* Goal
Take the records underneath and set them down exactly.

* Source records
....

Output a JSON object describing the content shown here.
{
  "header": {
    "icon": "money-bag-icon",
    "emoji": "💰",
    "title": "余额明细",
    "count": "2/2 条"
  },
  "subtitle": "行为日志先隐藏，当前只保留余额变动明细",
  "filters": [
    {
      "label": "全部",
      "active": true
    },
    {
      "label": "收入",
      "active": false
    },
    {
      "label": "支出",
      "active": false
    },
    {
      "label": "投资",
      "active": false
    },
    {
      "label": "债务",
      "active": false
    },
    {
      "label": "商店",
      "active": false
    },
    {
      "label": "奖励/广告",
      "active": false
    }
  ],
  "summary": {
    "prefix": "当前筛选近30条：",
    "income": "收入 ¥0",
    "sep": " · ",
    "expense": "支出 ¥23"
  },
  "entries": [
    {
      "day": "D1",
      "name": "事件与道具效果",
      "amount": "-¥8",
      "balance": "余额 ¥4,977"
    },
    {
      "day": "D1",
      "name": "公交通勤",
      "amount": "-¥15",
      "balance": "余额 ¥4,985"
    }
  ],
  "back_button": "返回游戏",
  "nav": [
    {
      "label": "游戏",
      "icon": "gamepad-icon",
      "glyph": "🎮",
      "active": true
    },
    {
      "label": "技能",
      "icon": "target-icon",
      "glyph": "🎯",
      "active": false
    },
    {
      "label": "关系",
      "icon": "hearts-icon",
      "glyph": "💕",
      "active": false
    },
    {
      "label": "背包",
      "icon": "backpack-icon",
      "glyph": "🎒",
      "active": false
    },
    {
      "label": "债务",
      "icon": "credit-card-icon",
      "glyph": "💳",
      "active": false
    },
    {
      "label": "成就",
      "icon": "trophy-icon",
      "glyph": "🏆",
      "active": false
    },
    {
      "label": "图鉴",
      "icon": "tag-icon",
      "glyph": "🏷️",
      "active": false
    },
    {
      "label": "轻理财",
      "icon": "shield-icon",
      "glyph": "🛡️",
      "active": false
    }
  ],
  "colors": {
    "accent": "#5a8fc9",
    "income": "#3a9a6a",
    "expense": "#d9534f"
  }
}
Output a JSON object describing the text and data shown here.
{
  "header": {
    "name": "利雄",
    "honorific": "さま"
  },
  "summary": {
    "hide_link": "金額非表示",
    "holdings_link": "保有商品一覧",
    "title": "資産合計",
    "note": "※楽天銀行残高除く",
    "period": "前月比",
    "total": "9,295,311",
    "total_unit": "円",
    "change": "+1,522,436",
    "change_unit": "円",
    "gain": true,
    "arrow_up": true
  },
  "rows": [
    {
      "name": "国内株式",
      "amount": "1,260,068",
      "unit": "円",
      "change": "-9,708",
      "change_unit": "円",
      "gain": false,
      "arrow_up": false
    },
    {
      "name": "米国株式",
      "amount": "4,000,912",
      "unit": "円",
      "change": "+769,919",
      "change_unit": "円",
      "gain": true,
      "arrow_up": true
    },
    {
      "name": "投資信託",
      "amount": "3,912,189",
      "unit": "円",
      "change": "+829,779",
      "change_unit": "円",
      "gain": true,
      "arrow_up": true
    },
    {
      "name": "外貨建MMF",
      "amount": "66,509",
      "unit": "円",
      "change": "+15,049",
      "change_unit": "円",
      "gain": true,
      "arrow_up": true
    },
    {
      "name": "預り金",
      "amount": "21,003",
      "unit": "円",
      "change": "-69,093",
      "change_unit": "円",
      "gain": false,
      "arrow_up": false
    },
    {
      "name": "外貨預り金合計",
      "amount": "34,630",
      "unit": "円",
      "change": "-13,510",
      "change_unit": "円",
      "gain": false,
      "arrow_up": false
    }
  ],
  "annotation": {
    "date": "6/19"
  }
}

....

* Correct result
Output a JSON object describing the content shown here.
{
  "header": {
    "icon": "money-bag-icon",
    "emoji": "💰",
    "title": "余额明细",
    "count": "2/2 条"
  },
  "subtitle": "行为日志先隐藏，当前只保留余额变动明细",
  "filters": [
    {
      "label": "全部",
      "active": true
    },
    {
      "label": "收入",
      "active": false
    },
    {
      "label": "支出",
      "active": false
    },
    {
      "label": "投资",
      "active": false
    },
    {
      "label": "债务",
      "active": false
    },
    {
      "label": "商店",
      "active": false
    },
    {
      "label": "奖励/广告",
      "active": false
    }
  ],
  "summary": {
    "prefix": "当前筛选近30条：",
    "income": "收入 ¥0",
    "sep": " · ",
    "expense": "支出 ¥23"
  },
  "entries": [
    {
      "day": "D1",
      "name": "事件与道具效果",
      "amount": "-¥8",
      "balance": "余额 ¥4,977"
    },
    {
      "day": "D1",
      "name": "公交通勤",
      "amount": "-¥15",
      "balance": "余额 ¥4,985"
    }
  ],
  "back_button": "返回游戏",
  "nav": [
    {
      "label": "游戏",
      "icon": "gamepad-icon",
      "glyph": "🎮",
      "active": true
    },
    {
      "label": "技能",
      "icon": "target-icon",
      "glyph": "🎯",
      "active": false
    },
    {
      "label": "关系",
      "icon": "hearts-icon",
      "glyph": "💕",
      "active": false
    },
    {
      "label": "背包",
      "icon": "backpack-icon",
      "glyph": "🎒",
      "active": false
    },
    {
      "label": "债务",
      "icon": "credit-card-icon",
      "glyph": "💳",
      "active": false
    },
    {
      "label": "成就",
      "icon": "trophy-icon",
      "glyph": "🏆",
      "active": false
    },
    {
      "label": "图鉴",
      "icon": "tag-icon",
      "glyph": "🏷️",
      "active": false
    },
    {
      "label": "轻理财",
      "icon": "shield-icon",
      "glyph": "🛡️",
      "active": false
    }
  ],
  "colors": {
    "accent": "#5a8fc9",
    "income": "#3a9a6a",
    "expense": "#d9534f"
  }
}
Output a JSON object describing the text and data shown here.
{
  "header": {
    "name": "利雄",
    "honorific": "さま"
  },
  "summary": {
    "hide_link": "金額非表示",
    "holdings_link": "保有商品一覧",
    "title": "資産合計",
    "note": "※楽天銀行残高除く",
    "period": "前月比",
    "total": "9,295,311",
    "total_unit": "円",
    "change": "+1,522,436",
    "change_unit": "円",
    "gain": true,
    "arrow_up": true
  },
  "rows": [
    {
      "name": "国内株式",
      "amount": "1,260,068",
      "unit": "円",
      "change": "-9,708",
      "change_unit": "円",
      "gain": false,
      "arrow_up": false
    },
    {
      "name": "米国株式",
      "amount": "4,000,912",
      "unit": "円",
      "change": "+769,919",
      "change_unit": "円",
      "gain": true,
      "arrow_up": true
    },
    {
      "name": "投資信託",
      "amount": "3,912,189",
      "unit": "円",
      "change": "+829,779",
      "change_unit": "円",
      "gain": true,
      "arrow_up": true
    },
    {
      "name": "外貨建MMF",
      "amount": "66,509",
      "unit": "円",
      "change": "+15,049",
      "change_unit": "円",
      "gain": true,
      "arrow_up": true
    },
    {
      "name": "預り金",
      "amount": "21,003",
      "unit": "円",
      "change": "-69,093",
      "change_unit": "円",
      "gain": false,
      "arrow_up": false
    },
    {
      "name": "外貨預り金合計",
      "amount": "34,630",
      "unit": "円",
      "change": "-13,510",
      "change_unit": "円",
      "gain": false,
      "arrow_up": false
    }
  ],
  "annotation": {
    "date": "6/19"
  }
}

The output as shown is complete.